What to work on » Transcribe all the entries word for word, skipping the pictures.
=== Material supplied ===
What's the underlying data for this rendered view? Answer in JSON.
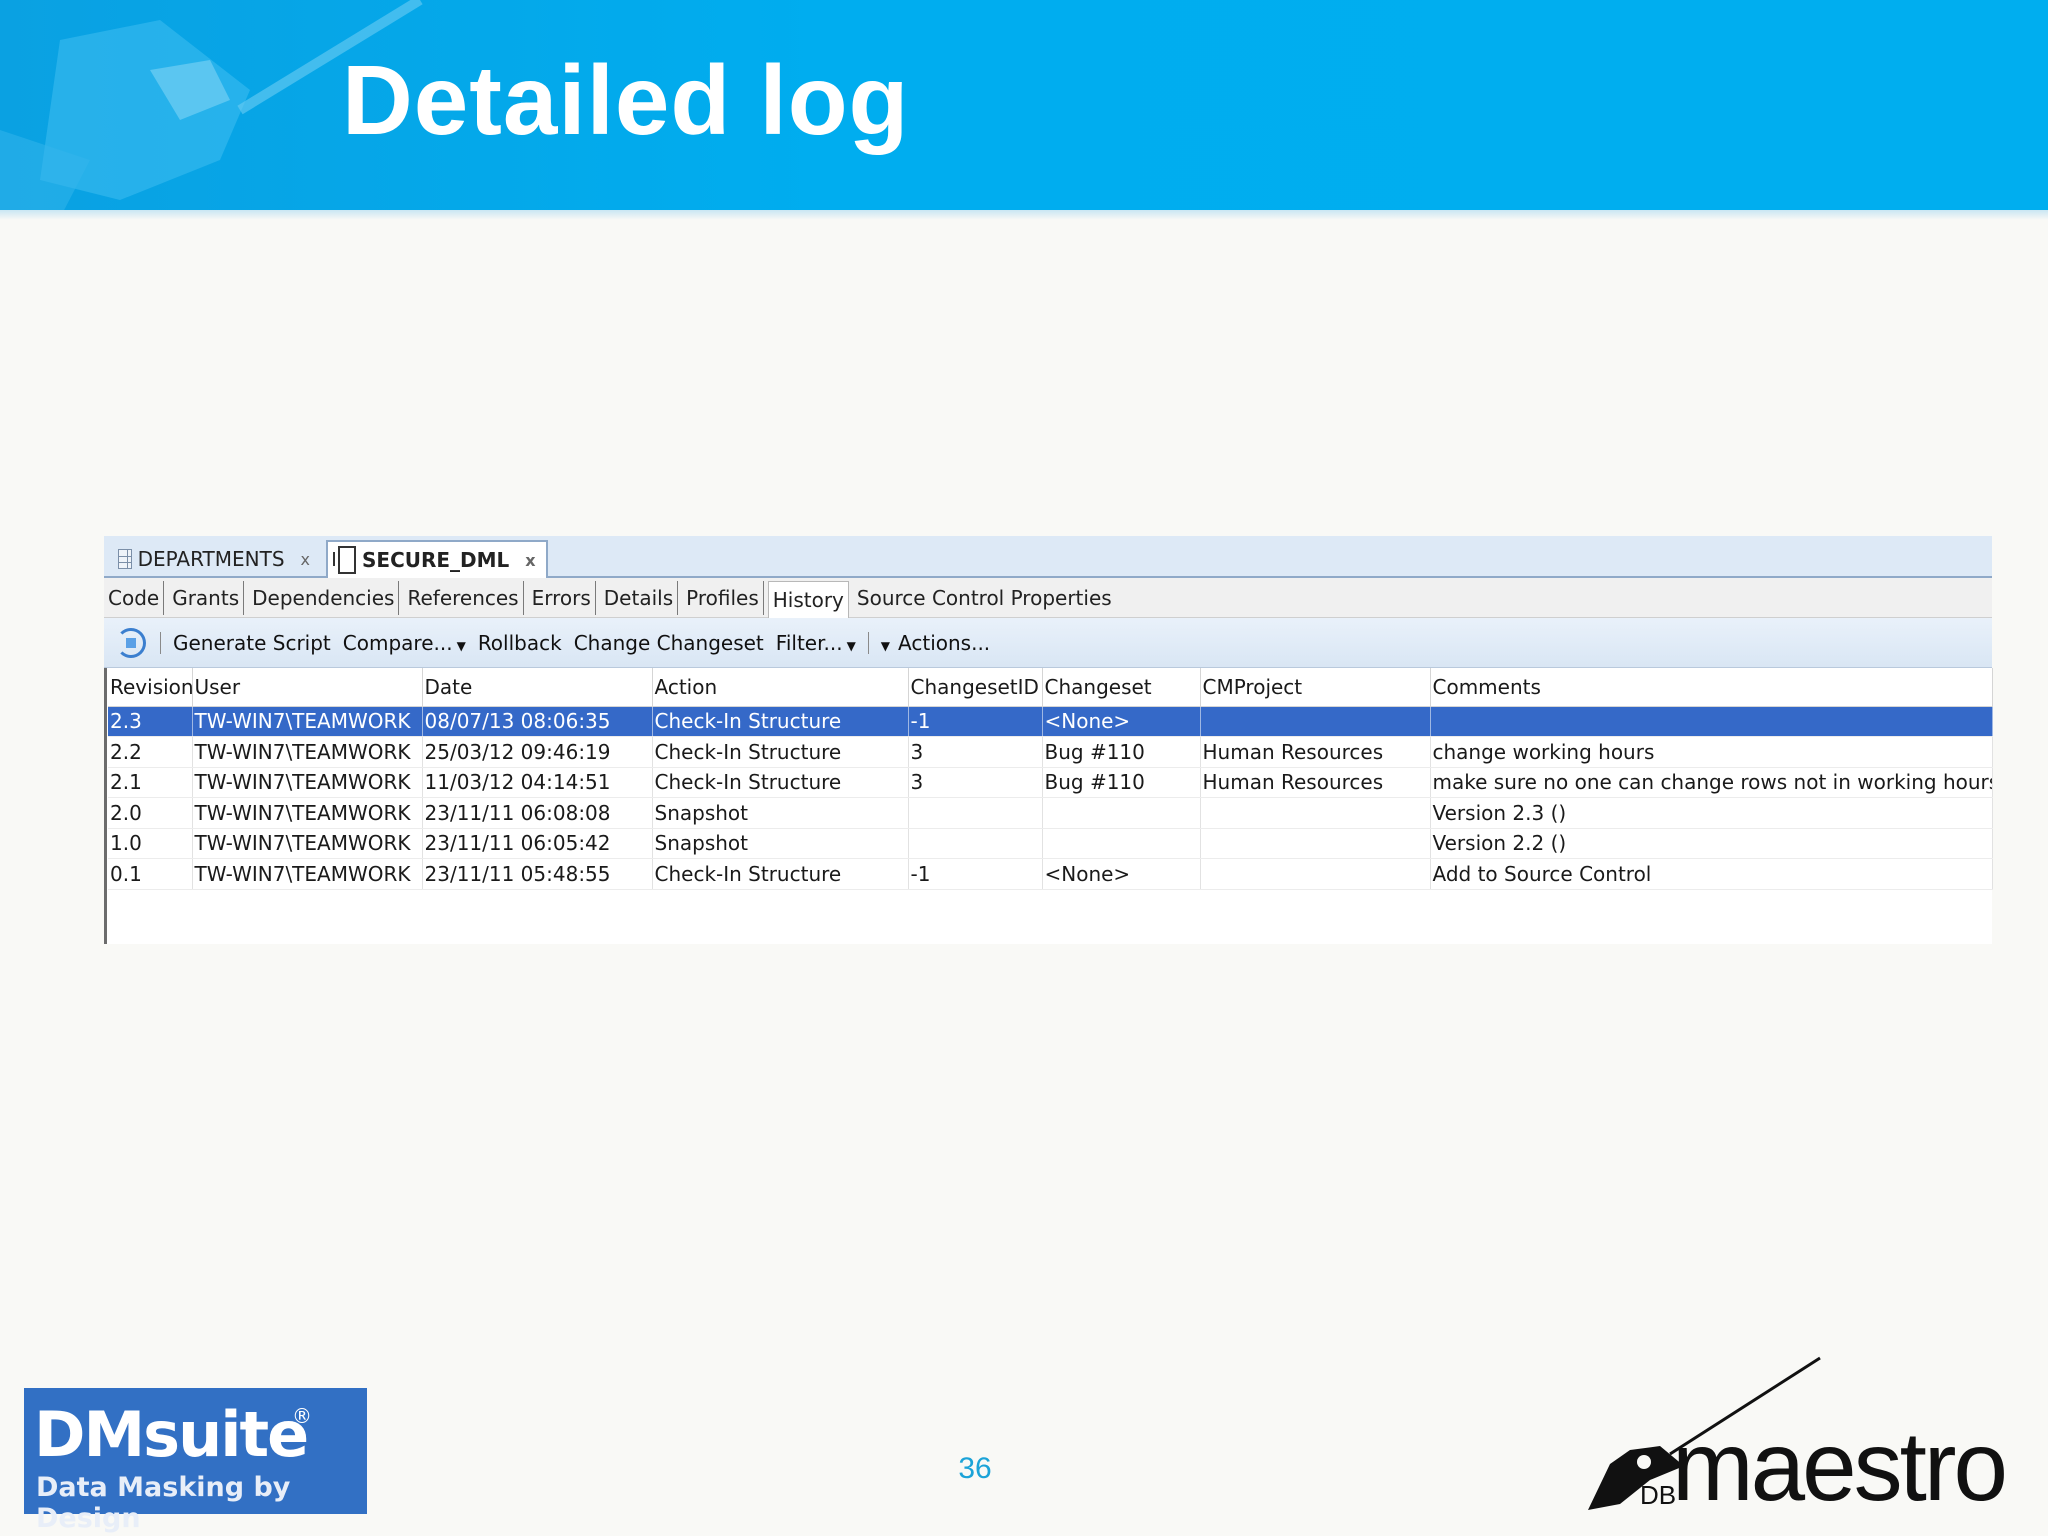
{
  "slide": {
    "title": "Detailed log",
    "page_number": "36"
  },
  "editor_tabs": [
    {
      "label": "DEPARTMENTS",
      "close": "x",
      "icon": "table-grid-icon"
    },
    {
      "label": "SECURE_DML",
      "close": "x",
      "icon": "procedure-icon",
      "active": true
    }
  ],
  "sub_tabs": [
    "Code",
    "Grants",
    "Dependencies",
    "References",
    "Errors",
    "Details",
    "Profiles",
    "History",
    "Source Control Properties"
  ],
  "active_sub_tab": "History",
  "toolbar": {
    "refresh_icon": "refresh-icon",
    "generate_script": "Generate Script",
    "compare": "Compare...",
    "rollback": "Rollback",
    "change_changeset": "Change Changeset",
    "filter": "Filter...",
    "actions": "Actions..."
  },
  "history_table": {
    "columns": [
      "Revision",
      "User",
      "Date",
      "Action",
      "ChangesetID",
      "Changeset",
      "CMProject",
      "Comments"
    ],
    "rows": [
      [
        "2.3",
        "TW-WIN7\\TEAMWORK",
        "08/07/13 08:06:35",
        "Check-In Structure",
        "-1",
        "<None>",
        "",
        ""
      ],
      [
        "2.2",
        "TW-WIN7\\TEAMWORK",
        "25/03/12 09:46:19",
        "Check-In Structure",
        "3",
        "Bug #110",
        "Human Resources",
        "change working hours"
      ],
      [
        "2.1",
        "TW-WIN7\\TEAMWORK",
        "11/03/12 04:14:51",
        "Check-In Structure",
        "3",
        "Bug #110",
        "Human Resources",
        "make sure no one can change rows not in working hours"
      ],
      [
        "2.0",
        "TW-WIN7\\TEAMWORK",
        "23/11/11 06:08:08",
        "Snapshot",
        "",
        "",
        "",
        "Version 2.3 ()"
      ],
      [
        "1.0",
        "TW-WIN7\\TEAMWORK",
        "23/11/11 06:05:42",
        "Snapshot",
        "",
        "",
        "",
        "Version 2.2 ()"
      ],
      [
        "0.1",
        "TW-WIN7\\TEAMWORK",
        "23/11/11 05:48:55",
        "Check-In Structure",
        "-1",
        "<None>",
        "",
        "Add to Source Control"
      ]
    ],
    "selected_row": 0
  },
  "logos": {
    "dmsuite_name": "DMsuite",
    "dmsuite_reg": "®",
    "dmsuite_tagline": "Data Masking by Design",
    "maestro_word": "maestro",
    "maestro_db": "DB"
  },
  "colors": {
    "banner": "#00aeef",
    "selection": "#3569c8",
    "page_number": "#1ca3d8",
    "dmsuite_bg": "#3270c4"
  }
}
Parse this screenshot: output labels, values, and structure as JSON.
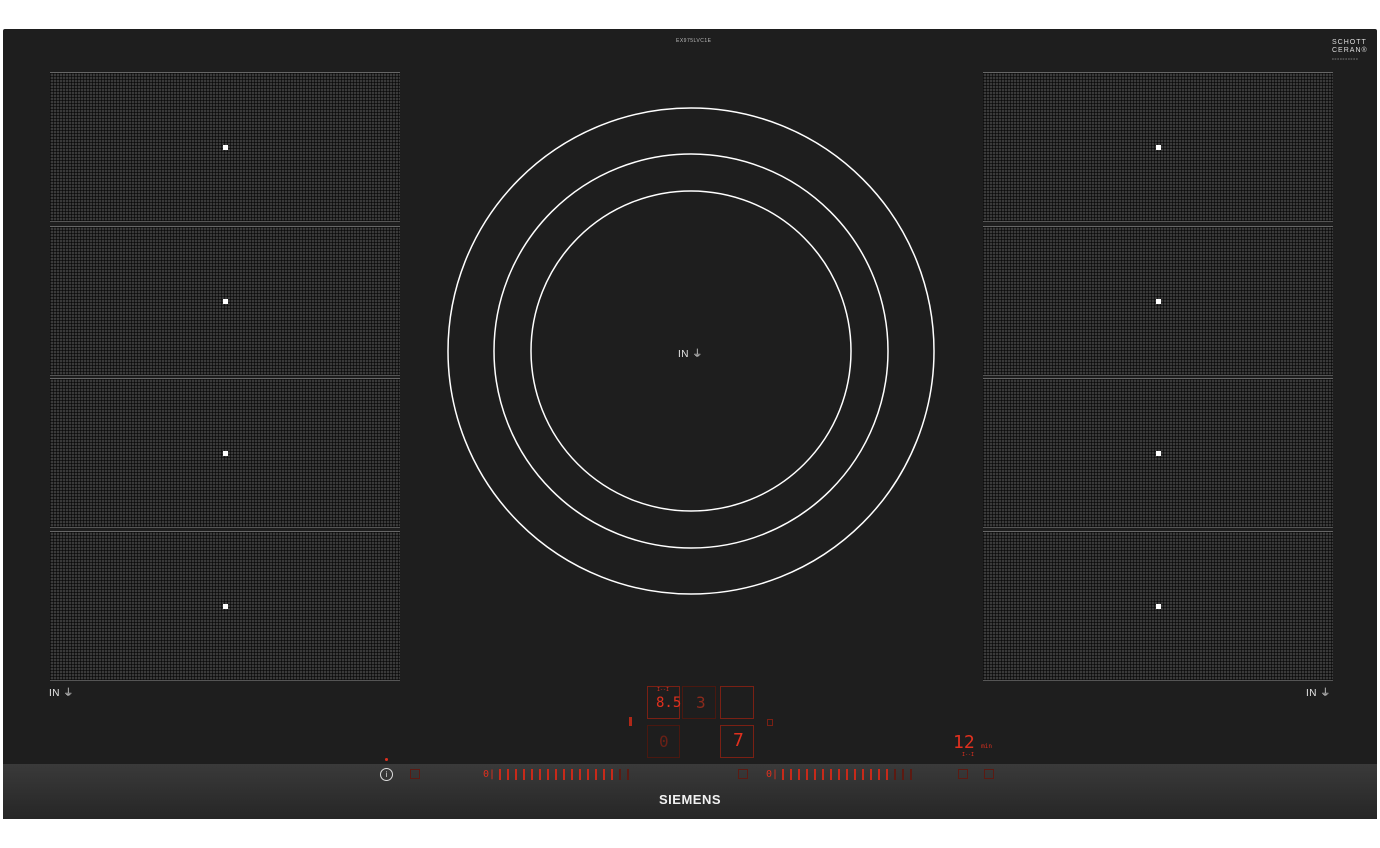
===
Written answer »
What's the underlying data for this rendered view? Answer in JSON.
{
  "slide": {
    "title": "Detailed log",
    "page_number": "36"
  },
  "editor_tabs": [
    {
      "label": "DEPARTMENTS",
      "close": "x",
      "icon": "table-grid-icon"
    },
    {
      "label": "SECURE_DML",
      "close": "x",
      "icon": "procedure-icon",
      "active": true
    }
  ],
  "sub_tabs": [
    "Code",
    "Grants",
    "Dependencies",
    "References",
    "Errors",
    "Details",
    "Profiles",
    "History",
    "Source Control Properties"
  ],
  "active_sub_tab": "History",
  "toolbar": {
    "refresh_icon": "refresh-icon",
    "generate_script": "Generate Script",
    "compare": "Compare...",
    "rollback": "Rollback",
    "change_changeset": "Change Changeset",
    "filter": "Filter...",
    "actions": "Actions..."
  },
  "history_table": {
    "columns": [
      "Revision",
      "User",
      "Date",
      "Action",
      "ChangesetID",
      "Changeset",
      "CMProject",
      "Comments"
    ],
    "rows": [
      [
        "2.3",
        "TW-WIN7\\TEAMWORK",
        "08/07/13 08:06:35",
        "Check-In Structure",
        "-1",
        "<None>",
        "",
        ""
      ],
      [
        "2.2",
        "TW-WIN7\\TEAMWORK",
        "25/03/12 09:46:19",
        "Check-In Structure",
        "3",
        "Bug #110",
        "Human Resources",
        "change working hours"
      ],
      [
        "2.1",
        "TW-WIN7\\TEAMWORK",
        "11/03/12 04:14:51",
        "Check-In Structure",
        "3",
        "Bug #110",
        "Human Resources",
        "make sure no one can change rows not in working hours"
      ],
      [
        "2.0",
        "TW-WIN7\\TEAMWORK",
        "23/11/11 06:08:08",
        "Snapshot",
        "",
        "",
        "",
        "Version 2.3 ()"
      ],
      [
        "1.0",
        "TW-WIN7\\TEAMWORK",
        "23/11/11 06:05:42",
        "Snapshot",
        "",
        "",
        "",
        "Version 2.2 ()"
      ],
      [
        "0.1",
        "TW-WIN7\\TEAMWORK",
        "23/11/11 05:48:55",
        "Check-In Structure",
        "-1",
        "<None>",
        "",
        "Add to Source Control"
      ]
    ],
    "selected_row": 0
  },
  "logos": {
    "dmsuite_name": "DMsuite",
    "dmsuite_reg": "®",
    "dmsuite_tagline": "Data Masking by Design",
    "maestro_word": "maestro",
    "maestro_db": "DB"
  },
  "colors": {
    "banner": "#00aeef",
    "selection": "#3569c8",
    "page_number": "#1ca3d8",
    "dmsuite_bg": "#3270c4"
  }
}
Parse this screenshot: output labels, values, and structure as JSON.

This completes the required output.